::: RECORDS TO PROCESS :::

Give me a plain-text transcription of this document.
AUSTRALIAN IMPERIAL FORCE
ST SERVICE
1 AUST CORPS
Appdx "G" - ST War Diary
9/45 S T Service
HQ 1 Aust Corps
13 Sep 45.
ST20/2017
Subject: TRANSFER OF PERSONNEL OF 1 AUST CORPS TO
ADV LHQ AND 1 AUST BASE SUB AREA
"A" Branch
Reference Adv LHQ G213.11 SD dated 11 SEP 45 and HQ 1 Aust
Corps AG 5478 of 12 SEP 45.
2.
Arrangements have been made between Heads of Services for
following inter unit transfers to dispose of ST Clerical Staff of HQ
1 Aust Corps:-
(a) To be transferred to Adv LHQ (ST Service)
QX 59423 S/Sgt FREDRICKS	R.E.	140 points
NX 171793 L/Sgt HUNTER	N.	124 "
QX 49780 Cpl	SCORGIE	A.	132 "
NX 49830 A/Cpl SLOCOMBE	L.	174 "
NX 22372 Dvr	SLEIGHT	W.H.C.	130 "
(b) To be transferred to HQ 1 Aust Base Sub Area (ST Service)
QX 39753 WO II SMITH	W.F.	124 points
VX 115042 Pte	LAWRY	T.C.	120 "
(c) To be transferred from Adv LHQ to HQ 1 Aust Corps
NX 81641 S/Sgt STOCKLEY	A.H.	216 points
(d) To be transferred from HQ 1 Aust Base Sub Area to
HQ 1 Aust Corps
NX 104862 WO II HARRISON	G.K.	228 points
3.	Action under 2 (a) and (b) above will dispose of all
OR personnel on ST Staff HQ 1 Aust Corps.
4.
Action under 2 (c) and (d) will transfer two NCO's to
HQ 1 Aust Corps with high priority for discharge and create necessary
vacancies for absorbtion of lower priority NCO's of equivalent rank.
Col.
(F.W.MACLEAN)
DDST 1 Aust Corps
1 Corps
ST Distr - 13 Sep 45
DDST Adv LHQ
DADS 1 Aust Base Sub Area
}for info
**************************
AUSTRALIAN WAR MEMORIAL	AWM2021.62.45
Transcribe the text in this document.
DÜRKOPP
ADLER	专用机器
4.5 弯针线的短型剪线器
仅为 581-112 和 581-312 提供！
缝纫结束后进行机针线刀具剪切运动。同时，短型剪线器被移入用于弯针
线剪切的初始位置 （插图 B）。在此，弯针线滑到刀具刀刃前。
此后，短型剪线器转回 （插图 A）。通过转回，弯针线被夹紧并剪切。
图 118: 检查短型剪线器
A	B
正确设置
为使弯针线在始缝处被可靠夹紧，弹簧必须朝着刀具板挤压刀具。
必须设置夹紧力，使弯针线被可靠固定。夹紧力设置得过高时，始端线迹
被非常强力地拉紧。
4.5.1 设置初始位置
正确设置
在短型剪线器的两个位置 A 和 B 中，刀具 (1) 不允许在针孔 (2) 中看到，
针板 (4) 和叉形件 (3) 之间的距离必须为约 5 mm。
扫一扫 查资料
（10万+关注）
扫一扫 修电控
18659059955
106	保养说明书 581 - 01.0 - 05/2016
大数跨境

:::

* **OBJECTIVE**
In how many lines does the word "text" appear? Respond with the number alone.

* **FINAL RESULT**
2